• **Problem description**
Extract from the listing each line in which the word "және" appears.

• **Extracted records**
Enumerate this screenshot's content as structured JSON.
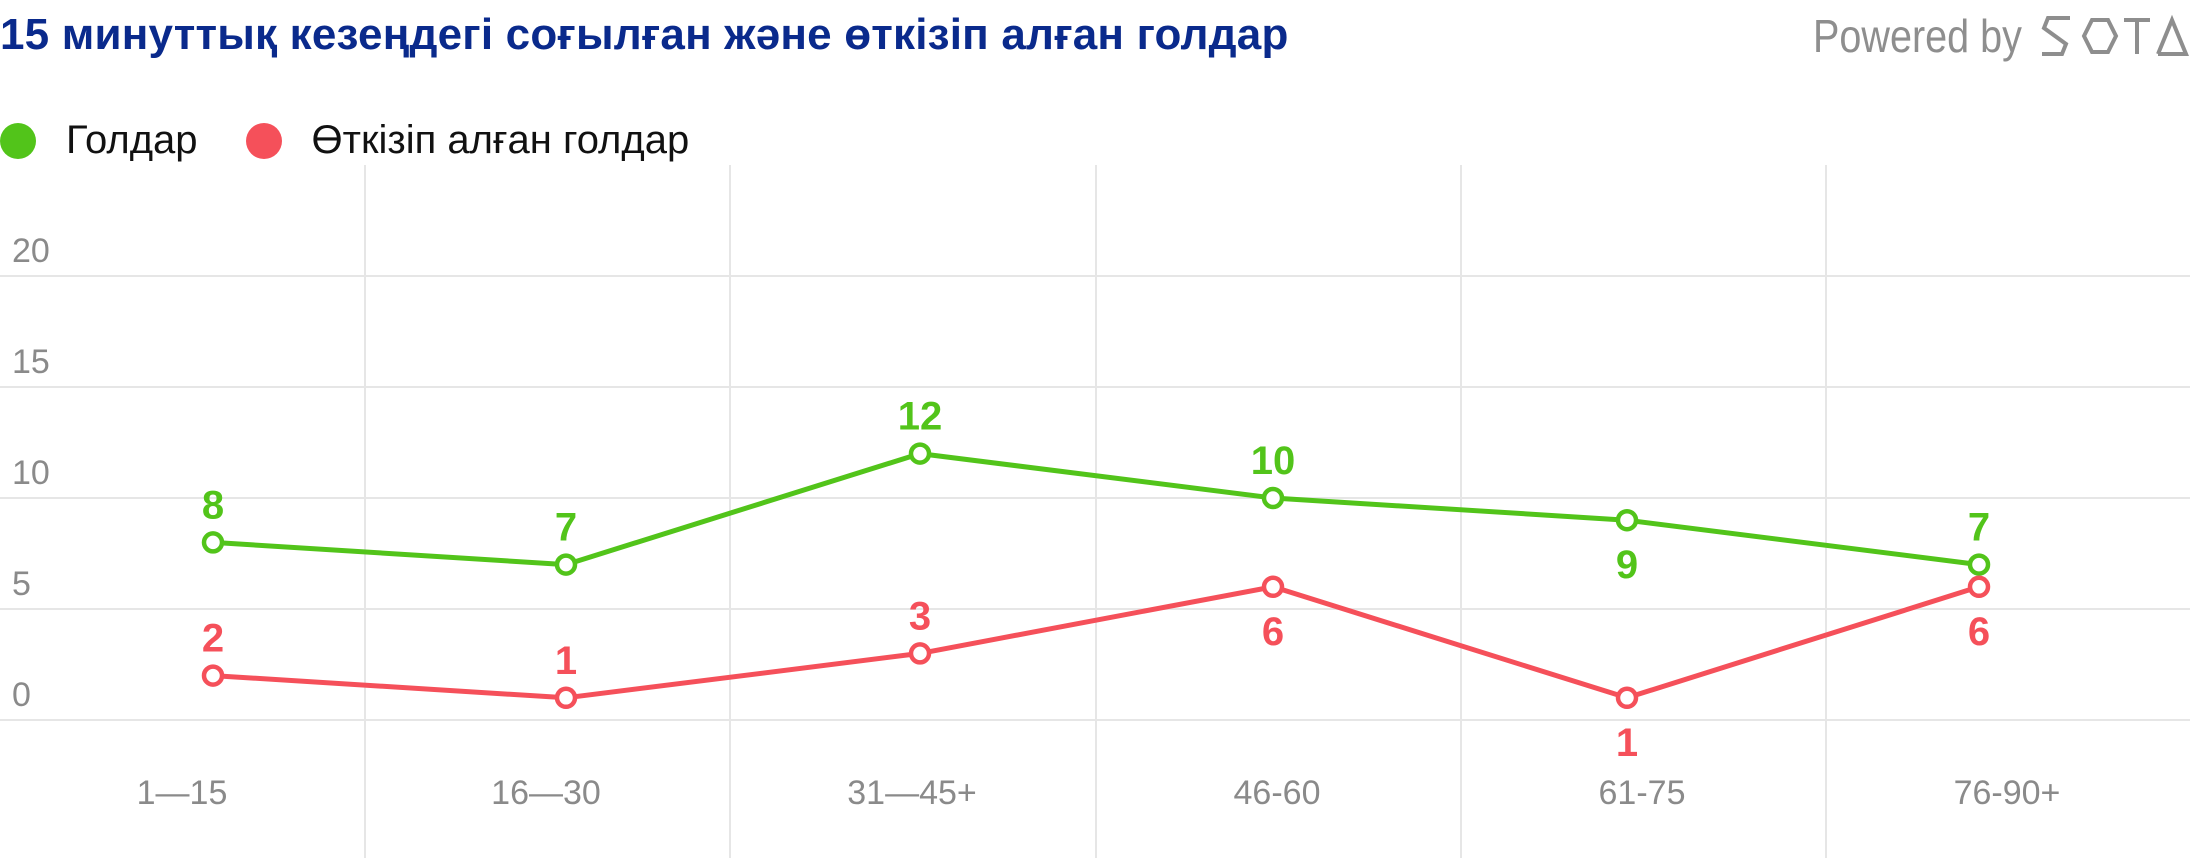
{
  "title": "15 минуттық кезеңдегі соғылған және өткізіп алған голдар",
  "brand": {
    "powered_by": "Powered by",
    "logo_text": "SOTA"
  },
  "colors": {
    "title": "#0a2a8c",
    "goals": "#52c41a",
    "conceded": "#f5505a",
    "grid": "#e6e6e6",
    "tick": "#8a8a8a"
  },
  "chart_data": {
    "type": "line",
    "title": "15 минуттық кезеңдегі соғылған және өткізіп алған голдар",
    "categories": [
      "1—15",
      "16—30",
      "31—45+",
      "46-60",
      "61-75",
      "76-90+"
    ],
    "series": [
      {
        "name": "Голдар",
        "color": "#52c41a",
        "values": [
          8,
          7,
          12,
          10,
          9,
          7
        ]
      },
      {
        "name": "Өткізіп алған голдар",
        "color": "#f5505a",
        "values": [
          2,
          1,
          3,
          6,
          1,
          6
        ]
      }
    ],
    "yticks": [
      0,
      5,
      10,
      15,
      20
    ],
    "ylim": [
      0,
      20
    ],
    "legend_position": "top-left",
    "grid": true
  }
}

• **Solution**
  "title": "15 минуттық кезеңдегі соғылған және өткізіп алған голдар",
    "title": "15 минуттық кезеңдегі соғылған және өткізіп алған голдар",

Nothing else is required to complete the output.